Set problem —
Leave out the pictures and copy each record below exactly.

Provided entries —
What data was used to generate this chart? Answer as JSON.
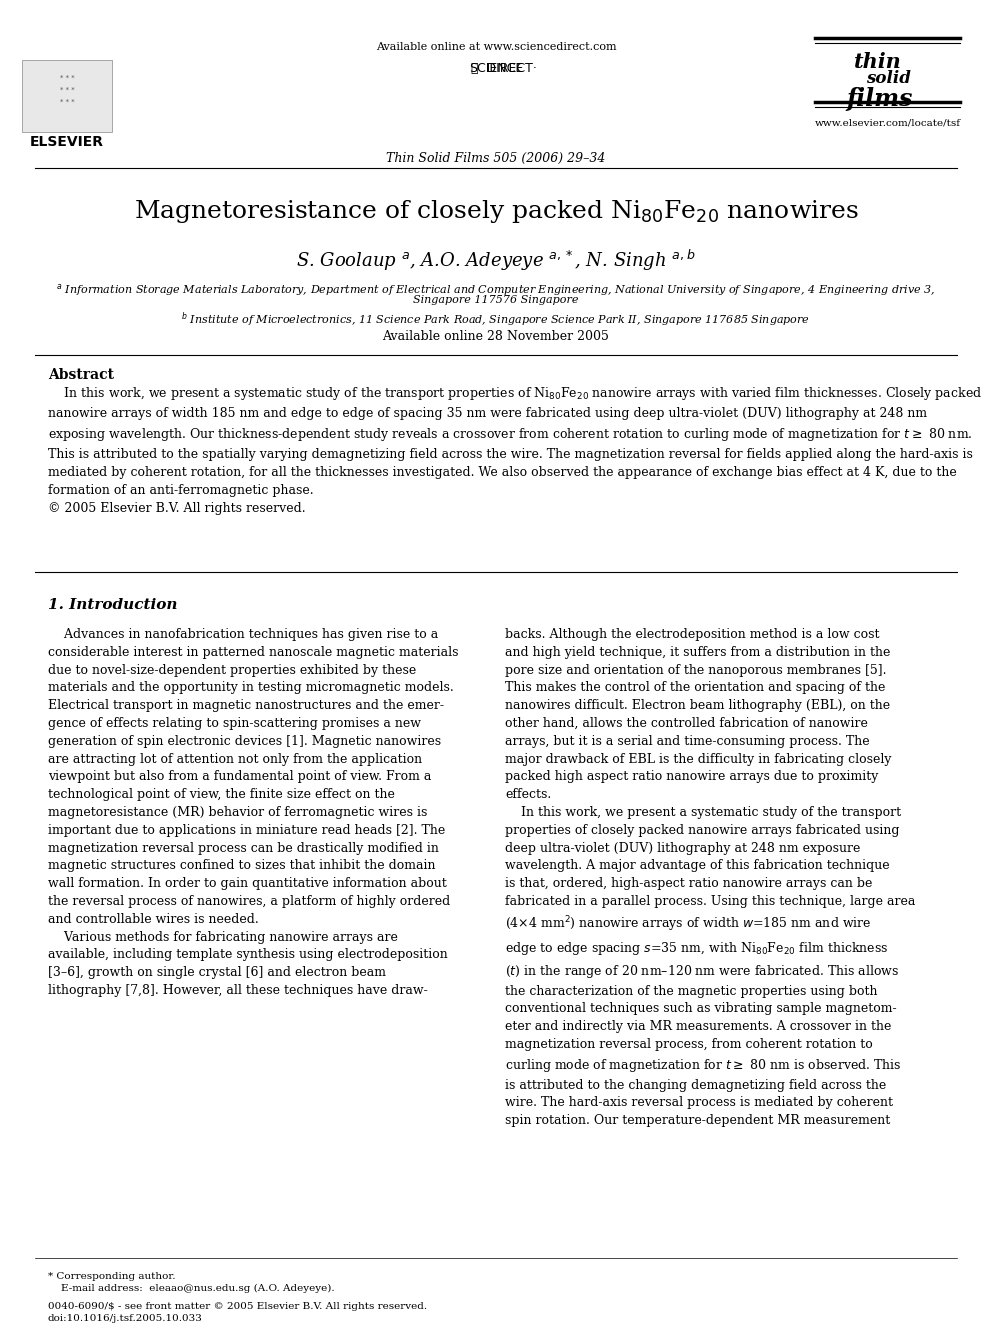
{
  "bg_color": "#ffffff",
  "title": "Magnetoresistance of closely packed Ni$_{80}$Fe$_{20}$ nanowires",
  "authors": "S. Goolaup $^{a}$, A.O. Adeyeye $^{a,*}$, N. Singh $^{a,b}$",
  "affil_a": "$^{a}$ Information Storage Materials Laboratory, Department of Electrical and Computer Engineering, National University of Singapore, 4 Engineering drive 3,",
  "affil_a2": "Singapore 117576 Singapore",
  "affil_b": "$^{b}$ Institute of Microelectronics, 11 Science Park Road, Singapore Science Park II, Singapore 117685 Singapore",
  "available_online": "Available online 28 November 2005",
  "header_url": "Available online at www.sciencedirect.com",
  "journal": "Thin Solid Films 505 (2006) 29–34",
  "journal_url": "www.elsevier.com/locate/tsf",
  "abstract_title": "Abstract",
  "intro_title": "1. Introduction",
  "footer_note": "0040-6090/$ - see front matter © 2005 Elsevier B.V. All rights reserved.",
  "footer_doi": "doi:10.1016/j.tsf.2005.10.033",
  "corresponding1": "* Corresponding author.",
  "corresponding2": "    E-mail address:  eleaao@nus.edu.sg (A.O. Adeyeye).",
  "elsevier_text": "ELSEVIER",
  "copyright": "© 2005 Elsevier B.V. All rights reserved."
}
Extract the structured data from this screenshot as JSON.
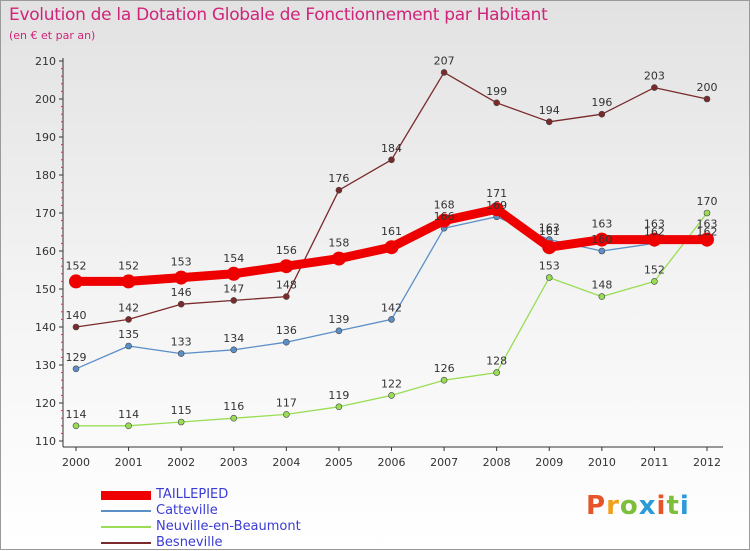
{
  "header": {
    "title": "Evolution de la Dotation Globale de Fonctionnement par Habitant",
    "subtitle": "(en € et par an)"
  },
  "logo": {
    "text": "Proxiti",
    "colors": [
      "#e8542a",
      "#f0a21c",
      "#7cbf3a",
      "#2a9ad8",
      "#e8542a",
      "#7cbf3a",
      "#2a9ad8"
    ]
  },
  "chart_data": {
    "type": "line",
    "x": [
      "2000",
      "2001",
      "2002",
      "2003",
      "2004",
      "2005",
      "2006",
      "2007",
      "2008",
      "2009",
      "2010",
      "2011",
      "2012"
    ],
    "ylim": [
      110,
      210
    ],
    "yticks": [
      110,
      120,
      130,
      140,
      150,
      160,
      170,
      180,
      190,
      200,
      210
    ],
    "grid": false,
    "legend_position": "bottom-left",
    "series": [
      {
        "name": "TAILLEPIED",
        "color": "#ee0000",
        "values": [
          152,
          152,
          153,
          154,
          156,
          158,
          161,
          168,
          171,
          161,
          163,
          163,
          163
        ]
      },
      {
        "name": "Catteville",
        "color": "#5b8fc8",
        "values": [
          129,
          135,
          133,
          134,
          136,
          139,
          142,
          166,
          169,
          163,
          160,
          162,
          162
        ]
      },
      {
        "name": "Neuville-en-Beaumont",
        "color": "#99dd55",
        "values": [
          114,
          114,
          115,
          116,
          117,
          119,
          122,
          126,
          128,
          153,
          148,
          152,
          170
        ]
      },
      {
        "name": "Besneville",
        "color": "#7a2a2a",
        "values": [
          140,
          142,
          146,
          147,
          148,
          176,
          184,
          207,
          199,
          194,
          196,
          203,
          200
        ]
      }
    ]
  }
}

Answer to the exercise —
What data was used to generate this chart? Answer as JSON.
{
  "bg_color": "#ffffff",
  "title": "Magnetoresistance of closely packed Ni$_{80}$Fe$_{20}$ nanowires",
  "authors": "S. Goolaup $^{a}$, A.O. Adeyeye $^{a,*}$, N. Singh $^{a,b}$",
  "affil_a": "$^{a}$ Information Storage Materials Laboratory, Department of Electrical and Computer Engineering, National University of Singapore, 4 Engineering drive 3,",
  "affil_a2": "Singapore 117576 Singapore",
  "affil_b": "$^{b}$ Institute of Microelectronics, 11 Science Park Road, Singapore Science Park II, Singapore 117685 Singapore",
  "available_online": "Available online 28 November 2005",
  "header_url": "Available online at www.sciencedirect.com",
  "journal": "Thin Solid Films 505 (2006) 29–34",
  "journal_url": "www.elsevier.com/locate/tsf",
  "abstract_title": "Abstract",
  "intro_title": "1. Introduction",
  "footer_note": "0040-6090/$ - see front matter © 2005 Elsevier B.V. All rights reserved.",
  "footer_doi": "doi:10.1016/j.tsf.2005.10.033",
  "corresponding1": "* Corresponding author.",
  "corresponding2": "    E-mail address:  eleaao@nus.edu.sg (A.O. Adeyeye).",
  "elsevier_text": "ELSEVIER",
  "copyright": "© 2005 Elsevier B.V. All rights reserved."
}
Extract the structured data from this screenshot as JSON.
{
  "header": {
    "title": "Evolution de la Dotation Globale de Fonctionnement par Habitant",
    "subtitle": "(en € et par an)"
  },
  "logo": {
    "text": "Proxiti",
    "colors": [
      "#e8542a",
      "#f0a21c",
      "#7cbf3a",
      "#2a9ad8",
      "#e8542a",
      "#7cbf3a",
      "#2a9ad8"
    ]
  },
  "chart_data": {
    "type": "line",
    "x": [
      "2000",
      "2001",
      "2002",
      "2003",
      "2004",
      "2005",
      "2006",
      "2007",
      "2008",
      "2009",
      "2010",
      "2011",
      "2012"
    ],
    "ylim": [
      110,
      210
    ],
    "yticks": [
      110,
      120,
      130,
      140,
      150,
      160,
      170,
      180,
      190,
      200,
      210
    ],
    "grid": false,
    "legend_position": "bottom-left",
    "series": [
      {
        "name": "TAILLEPIED",
        "color": "#ee0000",
        "values": [
          152,
          152,
          153,
          154,
          156,
          158,
          161,
          168,
          171,
          161,
          163,
          163,
          163
        ]
      },
      {
        "name": "Catteville",
        "color": "#5b8fc8",
        "values": [
          129,
          135,
          133,
          134,
          136,
          139,
          142,
          166,
          169,
          163,
          160,
          162,
          162
        ]
      },
      {
        "name": "Neuville-en-Beaumont",
        "color": "#99dd55",
        "values": [
          114,
          114,
          115,
          116,
          117,
          119,
          122,
          126,
          128,
          153,
          148,
          152,
          170
        ]
      },
      {
        "name": "Besneville",
        "color": "#7a2a2a",
        "values": [
          140,
          142,
          146,
          147,
          148,
          176,
          184,
          207,
          199,
          194,
          196,
          203,
          200
        ]
      }
    ]
  }
}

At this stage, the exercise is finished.